Given request. Output the records exactly as they appear, with no pictures included.

Material for this task.
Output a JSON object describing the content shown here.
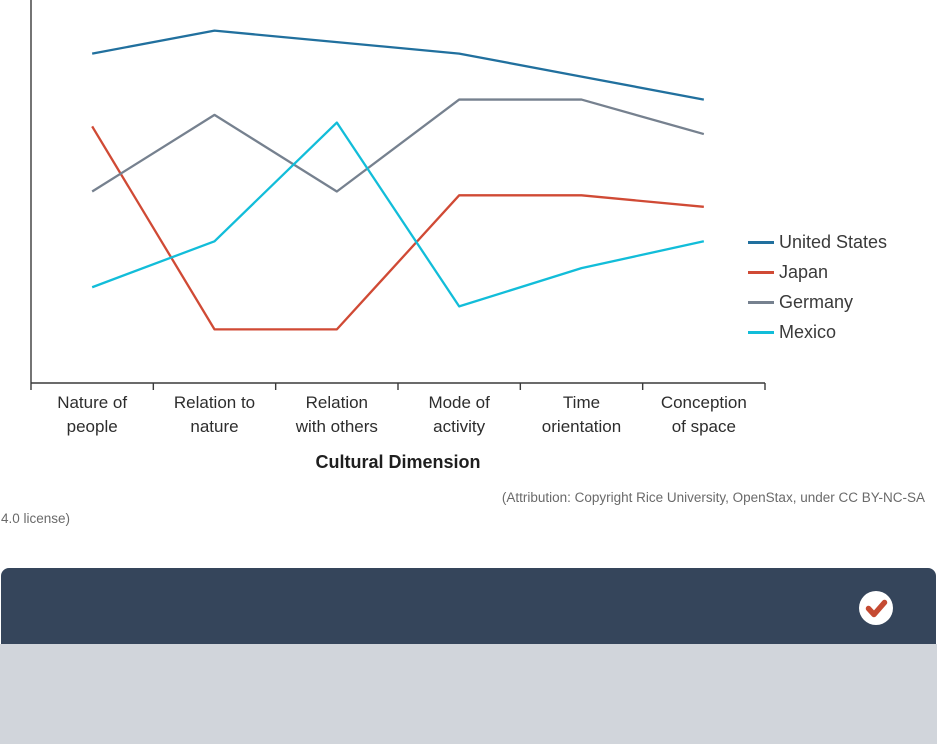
{
  "chart_data": {
    "type": "line",
    "categories": [
      "Nature of\npeople",
      "Relation to\nnature",
      "Relation\nwith others",
      "Mode of\nactivity",
      "Time\norientation",
      "Conception\nof space"
    ],
    "xlabel": "Cultural Dimension",
    "ylabel": "",
    "ylim": [
      0,
      10
    ],
    "y_tick_labels_visible": false,
    "grid": false,
    "legend_position": "right",
    "series": [
      {
        "name": "United States",
        "color": "#21709e",
        "values": [
          8.6,
          9.2,
          8.9,
          8.6,
          8.0,
          7.4
        ]
      },
      {
        "name": "Japan",
        "color": "#d04a35",
        "values": [
          6.7,
          1.4,
          1.4,
          4.9,
          4.9,
          4.6
        ]
      },
      {
        "name": "Germany",
        "color": "#76818f",
        "values": [
          5.0,
          7.0,
          5.0,
          7.4,
          7.4,
          6.5
        ]
      },
      {
        "name": "Mexico",
        "color": "#12bdd9",
        "values": [
          2.5,
          3.7,
          6.8,
          2.0,
          3.0,
          3.7
        ]
      }
    ]
  },
  "caption": {
    "line1": "(Attribution: Copyright Rice University, OpenStax, under CC BY-NC-SA",
    "line2": "4.0 license)"
  },
  "bottom_bar": {
    "status_icon": "checkmark-icon"
  },
  "colors": {
    "toolbar_bg": "#35455b",
    "panel_bg": "#d1d5db",
    "check_color": "#c54a32",
    "check_circle_bg": "#ffffff",
    "axis_color": "#3a3a3a"
  }
}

Task result.
Output a JSON object describing the content shown here.
{
  "chart_data": {
    "type": "line",
    "categories": [
      "Nature of\npeople",
      "Relation to\nnature",
      "Relation\nwith others",
      "Mode of\nactivity",
      "Time\norientation",
      "Conception\nof space"
    ],
    "xlabel": "Cultural Dimension",
    "ylabel": "",
    "ylim": [
      0,
      10
    ],
    "y_tick_labels_visible": false,
    "grid": false,
    "legend_position": "right",
    "series": [
      {
        "name": "United States",
        "color": "#21709e",
        "values": [
          8.6,
          9.2,
          8.9,
          8.6,
          8.0,
          7.4
        ]
      },
      {
        "name": "Japan",
        "color": "#d04a35",
        "values": [
          6.7,
          1.4,
          1.4,
          4.9,
          4.9,
          4.6
        ]
      },
      {
        "name": "Germany",
        "color": "#76818f",
        "values": [
          5.0,
          7.0,
          5.0,
          7.4,
          7.4,
          6.5
        ]
      },
      {
        "name": "Mexico",
        "color": "#12bdd9",
        "values": [
          2.5,
          3.7,
          6.8,
          2.0,
          3.0,
          3.7
        ]
      }
    ]
  },
  "caption": {
    "line1": "(Attribution: Copyright Rice University, OpenStax, under CC BY-NC-SA",
    "line2": "4.0 license)"
  },
  "bottom_bar": {
    "status_icon": "checkmark-icon"
  },
  "colors": {
    "toolbar_bg": "#35455b",
    "panel_bg": "#d1d5db",
    "check_color": "#c54a32",
    "check_circle_bg": "#ffffff",
    "axis_color": "#3a3a3a"
  }
}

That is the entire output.